2020-11-20 Thread Amelchev Nikita (Jira)
Amelchev Nikita created IGNITE-13741:


 Summary: NPE on client reconnect with static caches configured
 Key: IGNITE-13741
 URL: https://issues.apache.org/jira/browse/IGNITE-13741
 Project: Ignite
  Issue Type: Bug
Affects Versions: 2.8.1
Reporter: Amelchev Nikita


There was NPE during the client node reconnect to the cluster.

1. Configure static replicated persisted cache.
2. Start 2 server nodes and 1 client node. Activate the cluster and fill the 
cache with any values.
3. Restart all servers.
4. When client reconnected it throws the exception from 
{{CacheAffinitySharedManager#processClientCachesRequests}}: 
{noformat}
// Get ready exchange version.
AffinityTopologyVersion topVer = cctx.exchange().readyAffinityVersion();

DiscoCache discoCache = cctx.discovery().discoCache(topVer);

// discoCache was null
ClusterNode node = discoCache.oldestAliveServerNode();
{noformat}

{noformat}
2020-11-17 17:22:59.471 [INFO 
][exchange-worker-#65][org.apache.ignite.internal.processors.cache.GridCacheProcessor]
 Stopped cache [cacheName=test-persist-partitioned-atomic-cache]
2020-11-17 17:22:59.472 [WARN 
][tcp-client-disco-msg-worker-#4][org.apache.ignite.spi.discovery.tcp.TcpDiscoverySpi]
 Client node was reconnected after it was already considered failed by the 
server topology (this could happen after all servers restarted or due to a long 
network outage between the client and servers). All continuous queries and 
remote event listeners created by this client will be unsubscribed, consider 
listening to EVT_CLIENT_NODE_RECONNECTED event to restore them.
-.-.-
→ **Brief 1**
According to the Ignite bug report, which version is affected?
→ **Brief 2**
Reproduce the Ignite bug report starting at the words that contain "There was NPE" and stopping after "Restart all servers.".
→ **Brief 3**
Write the next part of the Ignite bug report, picking up after its final sentence.

→ **Records from a dataset**
-.-.-
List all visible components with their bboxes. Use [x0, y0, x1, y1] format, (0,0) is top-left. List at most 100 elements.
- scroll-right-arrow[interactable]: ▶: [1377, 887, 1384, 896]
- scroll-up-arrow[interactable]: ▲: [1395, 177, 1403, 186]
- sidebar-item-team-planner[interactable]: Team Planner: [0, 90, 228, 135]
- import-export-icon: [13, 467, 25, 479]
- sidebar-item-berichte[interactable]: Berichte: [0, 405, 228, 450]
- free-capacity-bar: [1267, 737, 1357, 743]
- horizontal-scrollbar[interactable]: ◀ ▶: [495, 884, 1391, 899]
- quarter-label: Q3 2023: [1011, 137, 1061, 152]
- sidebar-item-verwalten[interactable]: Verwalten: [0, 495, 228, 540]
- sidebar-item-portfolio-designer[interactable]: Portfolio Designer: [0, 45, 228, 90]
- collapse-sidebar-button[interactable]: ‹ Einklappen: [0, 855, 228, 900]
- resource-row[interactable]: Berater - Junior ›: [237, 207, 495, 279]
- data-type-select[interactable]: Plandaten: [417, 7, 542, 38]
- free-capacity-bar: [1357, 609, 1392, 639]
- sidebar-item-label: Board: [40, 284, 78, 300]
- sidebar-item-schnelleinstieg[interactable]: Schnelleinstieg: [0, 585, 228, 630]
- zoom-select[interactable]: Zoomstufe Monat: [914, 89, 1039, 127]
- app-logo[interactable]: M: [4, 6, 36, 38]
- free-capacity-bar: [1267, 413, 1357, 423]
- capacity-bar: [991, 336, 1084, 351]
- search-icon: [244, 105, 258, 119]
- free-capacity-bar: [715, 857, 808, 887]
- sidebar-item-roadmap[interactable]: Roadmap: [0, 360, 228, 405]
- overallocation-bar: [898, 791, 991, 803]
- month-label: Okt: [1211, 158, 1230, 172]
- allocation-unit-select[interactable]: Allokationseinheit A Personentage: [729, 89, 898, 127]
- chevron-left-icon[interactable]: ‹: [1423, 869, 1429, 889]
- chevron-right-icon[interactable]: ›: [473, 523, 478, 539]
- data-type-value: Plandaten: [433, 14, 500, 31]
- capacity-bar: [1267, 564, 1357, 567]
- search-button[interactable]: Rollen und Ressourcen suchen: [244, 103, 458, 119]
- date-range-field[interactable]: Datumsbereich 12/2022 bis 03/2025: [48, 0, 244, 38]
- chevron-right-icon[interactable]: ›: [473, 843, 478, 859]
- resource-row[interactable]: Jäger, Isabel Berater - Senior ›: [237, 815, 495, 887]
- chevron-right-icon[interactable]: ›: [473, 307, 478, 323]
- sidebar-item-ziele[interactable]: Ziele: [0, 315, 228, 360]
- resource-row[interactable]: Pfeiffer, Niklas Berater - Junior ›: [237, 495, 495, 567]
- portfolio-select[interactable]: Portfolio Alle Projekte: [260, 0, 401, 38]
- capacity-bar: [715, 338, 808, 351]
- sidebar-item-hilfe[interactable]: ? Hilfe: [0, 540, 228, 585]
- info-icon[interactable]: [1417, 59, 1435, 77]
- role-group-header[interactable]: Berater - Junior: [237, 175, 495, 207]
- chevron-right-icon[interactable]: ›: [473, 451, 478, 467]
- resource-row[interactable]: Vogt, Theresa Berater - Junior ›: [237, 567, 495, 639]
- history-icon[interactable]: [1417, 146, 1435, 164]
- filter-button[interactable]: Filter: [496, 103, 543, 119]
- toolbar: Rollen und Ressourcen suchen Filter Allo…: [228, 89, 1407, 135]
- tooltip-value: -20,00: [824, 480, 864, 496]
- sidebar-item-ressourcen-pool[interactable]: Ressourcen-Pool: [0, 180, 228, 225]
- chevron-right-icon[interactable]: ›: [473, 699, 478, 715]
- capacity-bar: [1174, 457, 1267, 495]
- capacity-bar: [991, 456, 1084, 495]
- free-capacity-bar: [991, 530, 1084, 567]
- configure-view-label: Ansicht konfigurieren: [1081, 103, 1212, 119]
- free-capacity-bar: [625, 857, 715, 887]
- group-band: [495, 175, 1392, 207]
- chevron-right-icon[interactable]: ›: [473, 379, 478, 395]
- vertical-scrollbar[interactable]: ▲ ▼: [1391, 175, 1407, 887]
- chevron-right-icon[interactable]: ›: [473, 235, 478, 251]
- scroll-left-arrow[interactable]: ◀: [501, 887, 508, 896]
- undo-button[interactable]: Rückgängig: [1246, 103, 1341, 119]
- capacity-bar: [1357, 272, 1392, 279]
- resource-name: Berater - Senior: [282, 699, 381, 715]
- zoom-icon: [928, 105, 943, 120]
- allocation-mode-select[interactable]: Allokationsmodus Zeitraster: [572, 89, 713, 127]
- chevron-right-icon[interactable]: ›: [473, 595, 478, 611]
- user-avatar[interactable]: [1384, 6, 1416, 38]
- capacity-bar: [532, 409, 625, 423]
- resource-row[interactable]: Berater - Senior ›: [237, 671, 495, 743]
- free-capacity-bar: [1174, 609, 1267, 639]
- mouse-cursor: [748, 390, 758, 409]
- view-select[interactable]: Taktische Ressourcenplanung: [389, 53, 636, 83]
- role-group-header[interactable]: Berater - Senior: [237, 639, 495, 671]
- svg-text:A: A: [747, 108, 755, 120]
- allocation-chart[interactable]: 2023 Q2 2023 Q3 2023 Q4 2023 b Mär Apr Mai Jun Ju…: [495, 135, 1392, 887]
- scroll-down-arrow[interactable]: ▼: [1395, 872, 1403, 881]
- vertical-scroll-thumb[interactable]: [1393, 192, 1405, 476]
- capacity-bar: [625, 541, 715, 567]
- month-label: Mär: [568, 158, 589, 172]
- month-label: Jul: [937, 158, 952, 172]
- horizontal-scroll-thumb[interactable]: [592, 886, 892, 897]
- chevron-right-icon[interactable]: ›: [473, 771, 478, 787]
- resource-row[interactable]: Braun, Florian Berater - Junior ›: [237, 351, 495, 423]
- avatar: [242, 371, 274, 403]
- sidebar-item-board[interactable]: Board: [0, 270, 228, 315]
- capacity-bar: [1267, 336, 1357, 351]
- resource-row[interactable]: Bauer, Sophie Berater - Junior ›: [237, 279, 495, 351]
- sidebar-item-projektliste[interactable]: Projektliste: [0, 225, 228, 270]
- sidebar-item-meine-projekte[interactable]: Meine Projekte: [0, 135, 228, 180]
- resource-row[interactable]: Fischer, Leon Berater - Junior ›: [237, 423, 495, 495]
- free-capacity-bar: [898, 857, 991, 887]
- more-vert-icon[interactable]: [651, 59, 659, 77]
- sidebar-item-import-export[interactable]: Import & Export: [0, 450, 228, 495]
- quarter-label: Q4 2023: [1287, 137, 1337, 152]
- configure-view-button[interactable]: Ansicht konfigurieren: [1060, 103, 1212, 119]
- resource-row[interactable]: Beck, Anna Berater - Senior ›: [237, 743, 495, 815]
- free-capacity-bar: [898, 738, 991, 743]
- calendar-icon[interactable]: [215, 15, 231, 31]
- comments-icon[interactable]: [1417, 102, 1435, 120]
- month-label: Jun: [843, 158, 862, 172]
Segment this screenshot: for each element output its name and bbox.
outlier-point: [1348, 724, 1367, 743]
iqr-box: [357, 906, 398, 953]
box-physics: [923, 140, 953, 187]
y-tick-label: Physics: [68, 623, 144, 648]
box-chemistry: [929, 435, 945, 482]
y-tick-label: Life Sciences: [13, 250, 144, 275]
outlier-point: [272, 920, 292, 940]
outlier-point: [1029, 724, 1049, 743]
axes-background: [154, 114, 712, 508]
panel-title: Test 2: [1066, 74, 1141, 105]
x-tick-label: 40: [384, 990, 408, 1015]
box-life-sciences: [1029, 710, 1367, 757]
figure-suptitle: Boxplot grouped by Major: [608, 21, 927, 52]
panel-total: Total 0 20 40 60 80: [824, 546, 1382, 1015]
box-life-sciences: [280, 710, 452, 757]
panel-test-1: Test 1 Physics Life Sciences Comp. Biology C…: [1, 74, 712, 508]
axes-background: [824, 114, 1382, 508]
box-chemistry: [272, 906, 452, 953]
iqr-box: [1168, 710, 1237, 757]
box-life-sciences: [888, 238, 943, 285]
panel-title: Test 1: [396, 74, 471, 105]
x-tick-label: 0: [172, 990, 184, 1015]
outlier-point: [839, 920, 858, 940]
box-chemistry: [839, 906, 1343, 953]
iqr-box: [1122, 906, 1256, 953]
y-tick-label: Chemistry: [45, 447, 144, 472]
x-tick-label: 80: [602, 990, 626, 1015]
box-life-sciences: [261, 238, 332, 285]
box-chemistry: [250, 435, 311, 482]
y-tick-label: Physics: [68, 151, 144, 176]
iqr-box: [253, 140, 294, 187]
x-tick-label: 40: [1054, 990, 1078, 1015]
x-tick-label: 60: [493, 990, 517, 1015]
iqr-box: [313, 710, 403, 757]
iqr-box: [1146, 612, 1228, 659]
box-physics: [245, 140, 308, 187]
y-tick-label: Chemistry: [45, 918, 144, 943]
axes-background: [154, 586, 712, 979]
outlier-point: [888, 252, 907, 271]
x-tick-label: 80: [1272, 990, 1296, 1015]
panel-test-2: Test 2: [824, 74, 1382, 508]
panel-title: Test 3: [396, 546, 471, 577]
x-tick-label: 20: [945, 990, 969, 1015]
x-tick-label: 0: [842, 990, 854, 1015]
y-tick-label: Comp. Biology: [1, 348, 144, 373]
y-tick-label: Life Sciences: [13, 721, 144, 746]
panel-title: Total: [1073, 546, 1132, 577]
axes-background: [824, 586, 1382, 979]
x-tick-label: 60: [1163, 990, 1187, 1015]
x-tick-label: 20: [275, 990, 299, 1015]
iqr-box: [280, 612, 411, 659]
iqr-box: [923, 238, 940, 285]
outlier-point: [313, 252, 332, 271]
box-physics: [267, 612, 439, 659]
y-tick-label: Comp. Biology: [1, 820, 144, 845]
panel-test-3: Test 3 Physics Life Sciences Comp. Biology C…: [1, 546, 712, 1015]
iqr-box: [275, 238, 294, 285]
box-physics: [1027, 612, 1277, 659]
-.-.-
→ **Result 1**
2.8.1

→ **Result 2**
There was NPE during the client node reconnect to the cluster.

1. Configure static replicated persisted cache.
2. Start 2 server nodes and 1 client node. Activate the cluster and fill the 
cache with any values.
3. Restart all servers.

→ **Result 3**
2020-11-17 17:22:59.473 [INFO 
][sys-#56][org.apache.ignite.internal.processors.cluster.ClusterProcessor] 
Writing cluster ID and tag to metastorage on ready for write ClusterIdAndTag 
[id=b4d4e0b1-23ca-4399-bf0d-5238bb42eccb, tag=admiring_herschel]
2020-11-17 17:22:59.473 [INFO 
][disco-event-worker-#52][org.apache.ignite.internal.managers.discovery.GridDiscoveryManager]
 Client node reconnected to topology: TcpDiscoveryNode 
[id=9864d053-9100-4ab1-892b-540f19b30c32, consistentId=Example_3, 
addrs=ArrayList [*], sockAddrs=HashSet [*], discPort=0, order=2, intOrder=0, 
lastExchangeTime=1605622970162, loc=true, ver=2.8.1, isClient=true]
2020-11-17 17:22:59.474 [INFO 
][disco-event-worker-#52][org.apache.ignite.internal.managers.discovery.GridDiscoveryManager]
 Topology snapshot [ver=2, locNode=9864d053, servers=1, clients=1, 
state=ACTIVE, CPUs=8, offheap=4.0GB, heap=6.9GB]
2020-11-17 17:22:59.474 [INFO 
][disco-event-worker-#52][org.apache.ignite.internal.managers.discovery.GridDiscoveryManager]
   ^-- Baseline [id=0, size=2, online=1, offline=1]
2020-11-17 17:22:59.476 [INFO 
][disco-notifier-worker-#50][org.apache.ignite.internal.processors.cluster.GridClusterStateProcessor]
 Received state change finish message: true
2020-11-17 17:22:59.477 
[ERROR][exchange-worker-#65][org.apache.ignite.internal.processors.cache.GridCachePartitionExchangeManager]
 Failed to process custom exchange task: ClientCacheChangeDummyDiscoveryMessage 
[reqId=9eb245bd-5cdc-4d13-8eac-9e7c7585c83f, cachesToClose=null, startCaches= 
[test-persist-partitioned-atomic-cache]]
java.lang.NullPointerException: null
at 
org.apache.ignite.internal.processors.cache.CacheAffinitySharedManager.processClientCachesRequests(CacheAffinitySharedManager.java:666)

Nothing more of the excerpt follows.